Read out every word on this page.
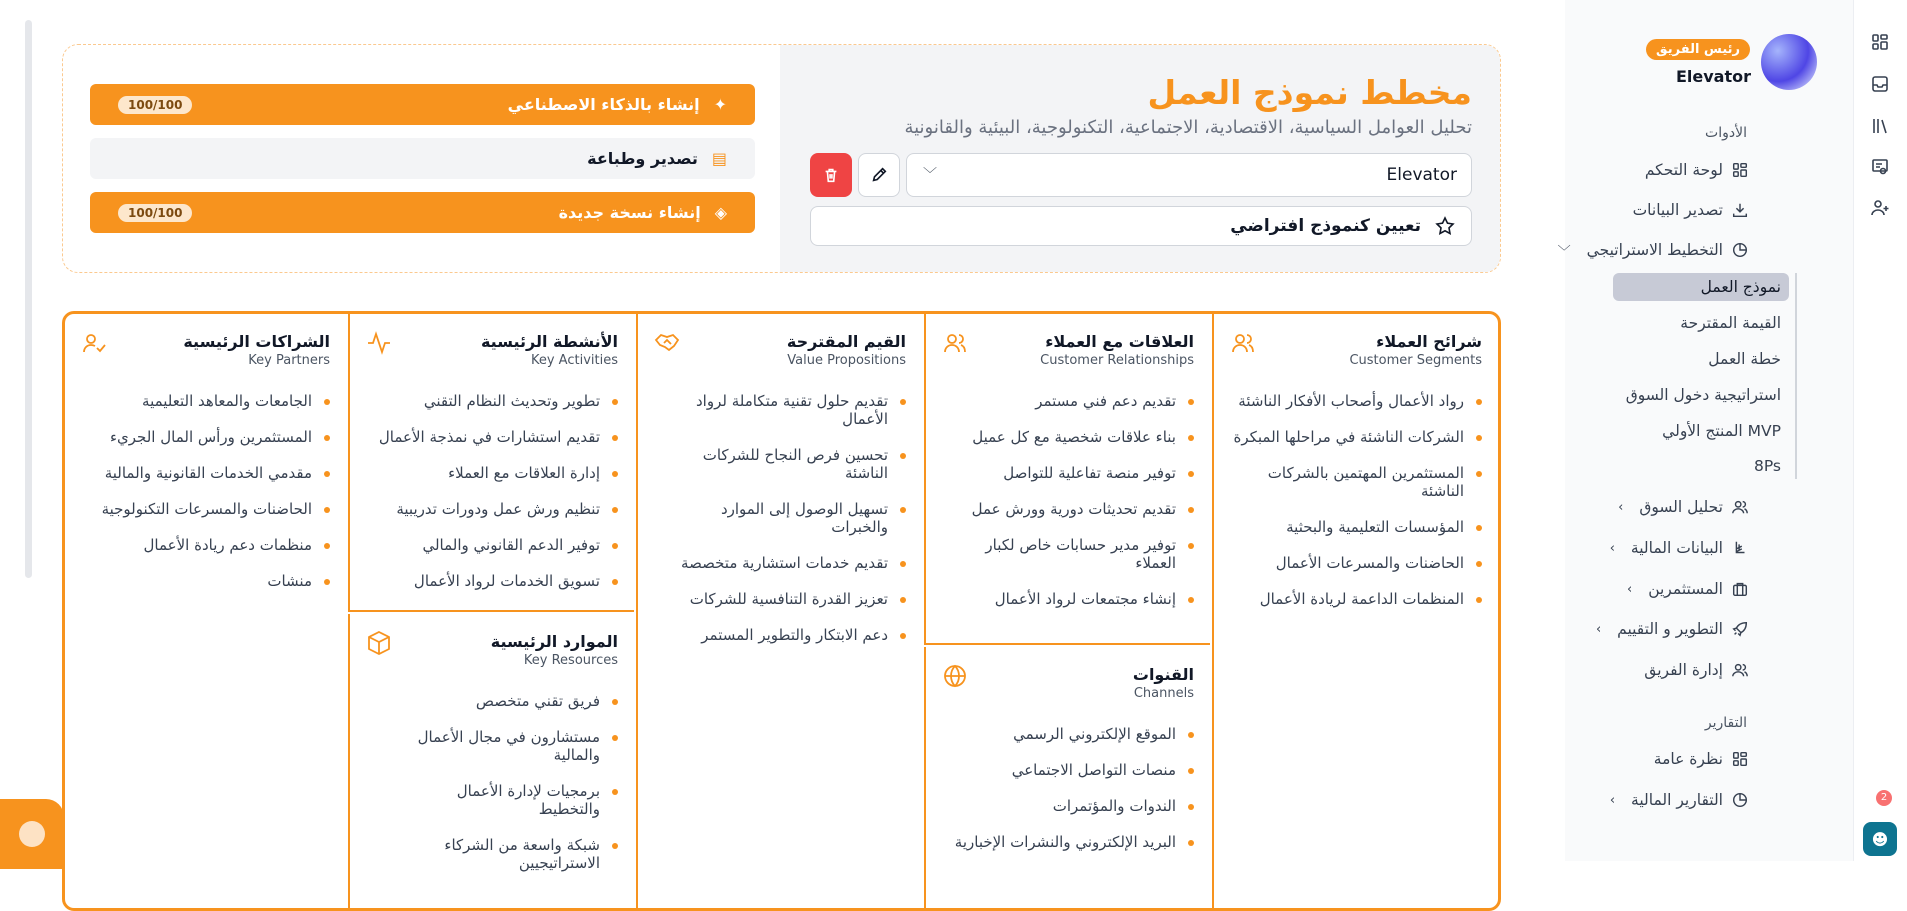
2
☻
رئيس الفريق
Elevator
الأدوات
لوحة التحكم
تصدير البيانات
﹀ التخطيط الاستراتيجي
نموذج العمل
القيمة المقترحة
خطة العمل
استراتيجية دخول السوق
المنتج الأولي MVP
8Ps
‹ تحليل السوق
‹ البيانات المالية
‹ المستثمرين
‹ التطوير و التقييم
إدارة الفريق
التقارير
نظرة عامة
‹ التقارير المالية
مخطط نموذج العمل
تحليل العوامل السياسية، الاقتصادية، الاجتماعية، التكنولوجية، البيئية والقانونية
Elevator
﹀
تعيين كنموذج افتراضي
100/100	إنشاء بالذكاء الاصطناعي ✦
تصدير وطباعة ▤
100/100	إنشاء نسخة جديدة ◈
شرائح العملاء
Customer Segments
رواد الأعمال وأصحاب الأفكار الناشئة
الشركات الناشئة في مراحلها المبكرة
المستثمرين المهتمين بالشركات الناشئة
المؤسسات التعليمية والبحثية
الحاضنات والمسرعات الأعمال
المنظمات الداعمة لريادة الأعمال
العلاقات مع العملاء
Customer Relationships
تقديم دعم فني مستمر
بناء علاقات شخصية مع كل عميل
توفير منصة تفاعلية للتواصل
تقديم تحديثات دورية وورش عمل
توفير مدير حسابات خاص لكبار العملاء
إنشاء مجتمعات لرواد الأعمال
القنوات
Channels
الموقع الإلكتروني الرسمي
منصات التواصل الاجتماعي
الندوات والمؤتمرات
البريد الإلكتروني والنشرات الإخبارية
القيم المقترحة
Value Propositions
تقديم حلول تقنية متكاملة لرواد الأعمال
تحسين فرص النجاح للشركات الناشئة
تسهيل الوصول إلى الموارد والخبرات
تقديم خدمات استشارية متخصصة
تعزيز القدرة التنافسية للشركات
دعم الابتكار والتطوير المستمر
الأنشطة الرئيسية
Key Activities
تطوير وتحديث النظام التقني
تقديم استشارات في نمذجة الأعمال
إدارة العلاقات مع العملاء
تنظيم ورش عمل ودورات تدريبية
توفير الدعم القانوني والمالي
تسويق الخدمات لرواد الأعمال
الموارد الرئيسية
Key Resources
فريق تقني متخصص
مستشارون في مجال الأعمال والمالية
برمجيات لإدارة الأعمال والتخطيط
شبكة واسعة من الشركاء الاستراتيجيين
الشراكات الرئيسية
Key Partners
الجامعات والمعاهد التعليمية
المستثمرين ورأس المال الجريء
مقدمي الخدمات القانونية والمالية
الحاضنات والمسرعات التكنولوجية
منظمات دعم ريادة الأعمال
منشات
==============================
◆ Exercise directions ◆
Copy each line that holds the word "الرئيسية".

◆ Answer to this exercise ◆
الأنشطة الرئيسية
الموارد الرئيسية
الشراكات الرئيسية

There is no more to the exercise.